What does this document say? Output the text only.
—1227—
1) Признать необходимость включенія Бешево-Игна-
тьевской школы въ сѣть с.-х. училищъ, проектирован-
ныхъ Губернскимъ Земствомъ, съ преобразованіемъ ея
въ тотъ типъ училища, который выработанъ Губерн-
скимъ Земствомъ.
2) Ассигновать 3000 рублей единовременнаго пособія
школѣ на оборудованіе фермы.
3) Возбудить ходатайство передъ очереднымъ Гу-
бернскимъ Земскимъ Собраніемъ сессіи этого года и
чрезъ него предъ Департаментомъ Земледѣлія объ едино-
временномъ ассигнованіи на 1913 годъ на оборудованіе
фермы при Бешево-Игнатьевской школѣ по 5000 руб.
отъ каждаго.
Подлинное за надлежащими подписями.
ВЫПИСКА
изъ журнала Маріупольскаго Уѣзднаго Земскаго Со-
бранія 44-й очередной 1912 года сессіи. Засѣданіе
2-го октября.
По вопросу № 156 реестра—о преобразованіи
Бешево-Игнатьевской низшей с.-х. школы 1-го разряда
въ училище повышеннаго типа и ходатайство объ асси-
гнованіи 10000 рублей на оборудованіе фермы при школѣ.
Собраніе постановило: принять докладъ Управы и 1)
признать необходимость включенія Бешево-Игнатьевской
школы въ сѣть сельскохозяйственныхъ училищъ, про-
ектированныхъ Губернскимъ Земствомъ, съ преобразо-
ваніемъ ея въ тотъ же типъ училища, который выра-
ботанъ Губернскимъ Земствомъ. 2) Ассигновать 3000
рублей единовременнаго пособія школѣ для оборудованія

**Task prompt:** Please restate the whole listing word for word.

**In response:**
What does this document say? Output the text only.
—1227—
1) Признать необходимость включенія Бешево-Игна-
тьевской школы въ сѣть с.-х. училищъ, проектирован-
ныхъ Губернскимъ Земствомъ, съ преобразованіемъ ея
въ тотъ типъ училища, который выработанъ Губерн-
скимъ Земствомъ.
2) Ассигновать 3000 рублей единовременнаго пособія
школѣ на оборудованіе фермы.
3) Возбудить ходатайство передъ очереднымъ Гу-
бернскимъ Земскимъ Собраніемъ сессіи этого года и
чрезъ него предъ Департаментомъ Земледѣлія объ едино-
временномъ ассигнованіи на 1913 годъ на оборудованіе
фермы при Бешево-Игнатьевской школѣ по 5000 руб.
отъ каждаго.
Подлинное за надлежащими подписями.
ВЫПИСКА
изъ журнала Маріупольскаго Уѣзднаго Земскаго Со-
бранія 44-й очередной 1912 года сессіи. Засѣданіе
2-го октября.
По вопросу № 156 реестра—о преобразованіи
Бешево-Игнатьевской низшей с.-х. школы 1-го разряда
въ училище повышеннаго типа и ходатайство объ асси-
гнованіи 10000 рублей на оборудованіе фермы при школѣ.
Собраніе постановило: принять докладъ Управы и 1)
признать необходимость включенія Бешево-Игнатьевской
школы въ сѣть сельскохозяйственныхъ училищъ, про-
ектированныхъ Губернскимъ Земствомъ, съ преобразо-
ваніемъ ея въ тотъ же типъ училища, который выра-
ботанъ Губернскимъ Земствомъ. 2) Ассигновать 3000
рублей единовременнаго пособія школѣ для оборудованія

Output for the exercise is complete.